Directions for this task: Transcribe every entry word for word, leaving out all images.

Entries:

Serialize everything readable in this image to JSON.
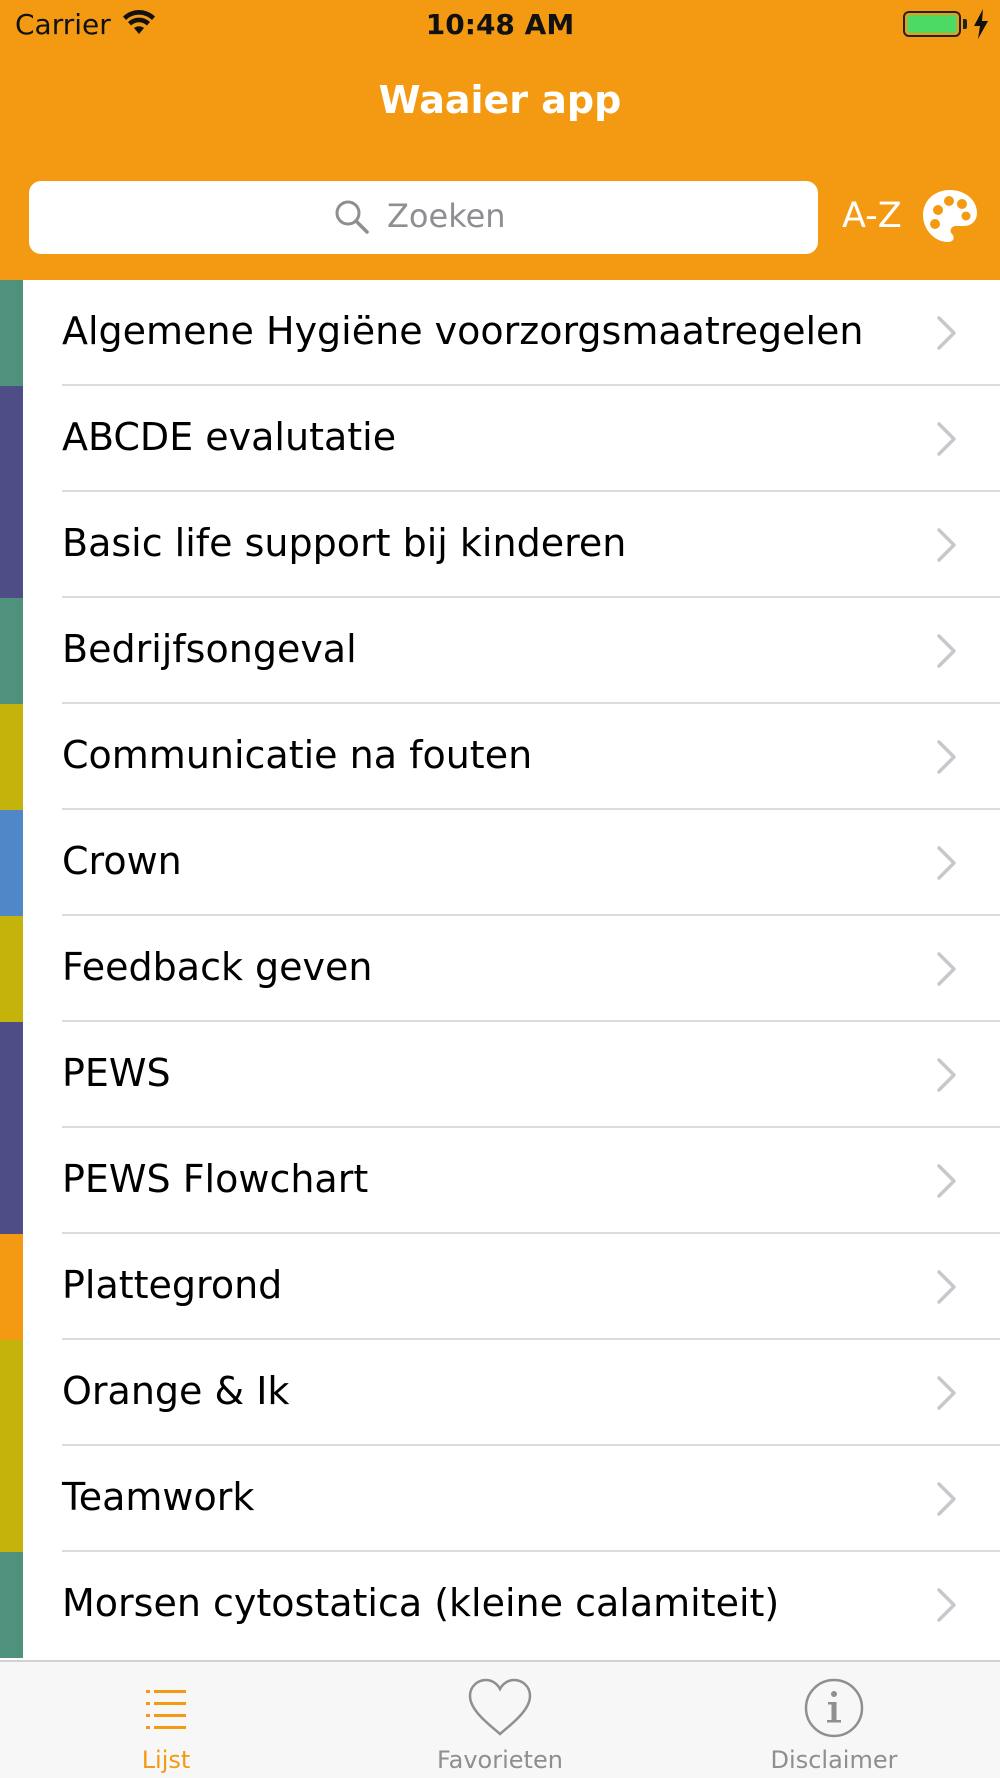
{
  "status_bar": {
    "carrier": "Carrier",
    "time": "10:48 AM"
  },
  "header": {
    "title": "Waaier app",
    "search_placeholder": "Zoeken",
    "sort_label": "A-Z",
    "icons": {
      "search": "search-icon",
      "palette": "palette-icon"
    }
  },
  "colors": {
    "brand": "#f39a12",
    "teal": "#4e917c",
    "purple": "#4f4d85",
    "olive": "#c4b30b",
    "blue": "#4f87c8",
    "orange": "#f39a12"
  },
  "list": {
    "items": [
      {
        "label": "Algemene Hygiëne voorzorgsmaatregelen",
        "color": "#4e917c"
      },
      {
        "label": "ABCDE evalutatie",
        "color": "#4f4d85"
      },
      {
        "label": "Basic life support bij kinderen",
        "color": "#4f4d85"
      },
      {
        "label": "Bedrijfsongeval",
        "color": "#4e917c"
      },
      {
        "label": "Communicatie na fouten",
        "color": "#c4b30b"
      },
      {
        "label": "Crown",
        "color": "#4f87c8"
      },
      {
        "label": "Feedback geven",
        "color": "#c4b30b"
      },
      {
        "label": "PEWS",
        "color": "#4f4d85"
      },
      {
        "label": "PEWS Flowchart",
        "color": "#4f4d85"
      },
      {
        "label": "Plattegrond",
        "color": "#f39a12"
      },
      {
        "label": "Orange & Ik",
        "color": "#c4b30b"
      },
      {
        "label": "Teamwork",
        "color": "#c4b30b"
      },
      {
        "label": "Morsen cytostatica (kleine calamiteit)",
        "color": "#4e917c"
      }
    ]
  },
  "tabbar": {
    "tabs": [
      {
        "label": "Lijst",
        "icon": "list-icon",
        "active": true
      },
      {
        "label": "Favorieten",
        "icon": "heart-icon",
        "active": false
      },
      {
        "label": "Disclaimer",
        "icon": "info-icon",
        "active": false
      }
    ]
  }
}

Task solution:
Serialize everything readable in this image to JSON.
{
  "status_bar": {
    "carrier": "Carrier",
    "time": "10:48 AM"
  },
  "header": {
    "title": "Waaier app",
    "search_placeholder": "Zoeken",
    "sort_label": "A-Z",
    "icons": {
      "search": "search-icon",
      "palette": "palette-icon"
    }
  },
  "colors": {
    "brand": "#f39a12",
    "teal": "#4e917c",
    "purple": "#4f4d85",
    "olive": "#c4b30b",
    "blue": "#4f87c8",
    "orange": "#f39a12"
  },
  "list": {
    "items": [
      {
        "label": "Algemene Hygiëne voorzorgsmaatregelen",
        "color": "#4e917c"
      },
      {
        "label": "ABCDE evalutatie",
        "color": "#4f4d85"
      },
      {
        "label": "Basic life support bij kinderen",
        "color": "#4f4d85"
      },
      {
        "label": "Bedrijfsongeval",
        "color": "#4e917c"
      },
      {
        "label": "Communicatie na fouten",
        "color": "#c4b30b"
      },
      {
        "label": "Crown",
        "color": "#4f87c8"
      },
      {
        "label": "Feedback geven",
        "color": "#c4b30b"
      },
      {
        "label": "PEWS",
        "color": "#4f4d85"
      },
      {
        "label": "PEWS Flowchart",
        "color": "#4f4d85"
      },
      {
        "label": "Plattegrond",
        "color": "#f39a12"
      },
      {
        "label": "Orange & Ik",
        "color": "#c4b30b"
      },
      {
        "label": "Teamwork",
        "color": "#c4b30b"
      },
      {
        "label": "Morsen cytostatica (kleine calamiteit)",
        "color": "#4e917c"
      }
    ]
  },
  "tabbar": {
    "tabs": [
      {
        "label": "Lijst",
        "icon": "list-icon",
        "active": true
      },
      {
        "label": "Favorieten",
        "icon": "heart-icon",
        "active": false
      },
      {
        "label": "Disclaimer",
        "icon": "info-icon",
        "active": false
      }
    ]
  }
}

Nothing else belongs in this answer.